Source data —
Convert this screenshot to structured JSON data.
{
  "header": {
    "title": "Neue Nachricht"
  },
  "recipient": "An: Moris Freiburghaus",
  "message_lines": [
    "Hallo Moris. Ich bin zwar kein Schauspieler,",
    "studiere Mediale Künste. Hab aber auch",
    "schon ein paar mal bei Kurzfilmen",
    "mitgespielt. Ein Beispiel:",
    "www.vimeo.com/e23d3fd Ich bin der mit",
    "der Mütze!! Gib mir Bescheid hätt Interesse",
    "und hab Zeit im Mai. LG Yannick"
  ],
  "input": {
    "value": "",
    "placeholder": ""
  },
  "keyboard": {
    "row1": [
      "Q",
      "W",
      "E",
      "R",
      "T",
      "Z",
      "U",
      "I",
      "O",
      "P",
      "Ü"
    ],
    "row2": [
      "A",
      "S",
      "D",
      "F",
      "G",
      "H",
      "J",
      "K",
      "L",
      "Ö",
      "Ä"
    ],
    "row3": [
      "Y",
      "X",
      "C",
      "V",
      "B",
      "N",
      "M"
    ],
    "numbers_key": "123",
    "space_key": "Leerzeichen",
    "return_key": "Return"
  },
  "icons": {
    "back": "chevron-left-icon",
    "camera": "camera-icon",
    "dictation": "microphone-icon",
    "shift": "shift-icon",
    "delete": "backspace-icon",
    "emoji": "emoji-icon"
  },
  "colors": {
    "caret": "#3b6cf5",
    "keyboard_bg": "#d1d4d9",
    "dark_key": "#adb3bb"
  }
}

SET PROBLEM — Each entry above is to be quoted exactly.

THE RESULT —
Convert this screenshot to structured JSON data.
{
  "header": {
    "title": "Neue Nachricht"
  },
  "recipient": "An: Moris Freiburghaus",
  "message_lines": [
    "Hallo Moris. Ich bin zwar kein Schauspieler,",
    "studiere Mediale Künste. Hab aber auch",
    "schon ein paar mal bei Kurzfilmen",
    "mitgespielt. Ein Beispiel:",
    "www.vimeo.com/e23d3fd Ich bin der mit",
    "der Mütze!! Gib mir Bescheid hätt Interesse",
    "und hab Zeit im Mai. LG Yannick"
  ],
  "input": {
    "value": "",
    "placeholder": ""
  },
  "keyboard": {
    "row1": [
      "Q",
      "W",
      "E",
      "R",
      "T",
      "Z",
      "U",
      "I",
      "O",
      "P",
      "Ü"
    ],
    "row2": [
      "A",
      "S",
      "D",
      "F",
      "G",
      "H",
      "J",
      "K",
      "L",
      "Ö",
      "Ä"
    ],
    "row3": [
      "Y",
      "X",
      "C",
      "V",
      "B",
      "N",
      "M"
    ],
    "numbers_key": "123",
    "space_key": "Leerzeichen",
    "return_key": "Return"
  },
  "icons": {
    "back": "chevron-left-icon",
    "camera": "camera-icon",
    "dictation": "microphone-icon",
    "shift": "shift-icon",
    "delete": "backspace-icon",
    "emoji": "emoji-icon"
  },
  "colors": {
    "caret": "#3b6cf5",
    "keyboard_bg": "#d1d4d9",
    "dark_key": "#adb3bb"
  }
}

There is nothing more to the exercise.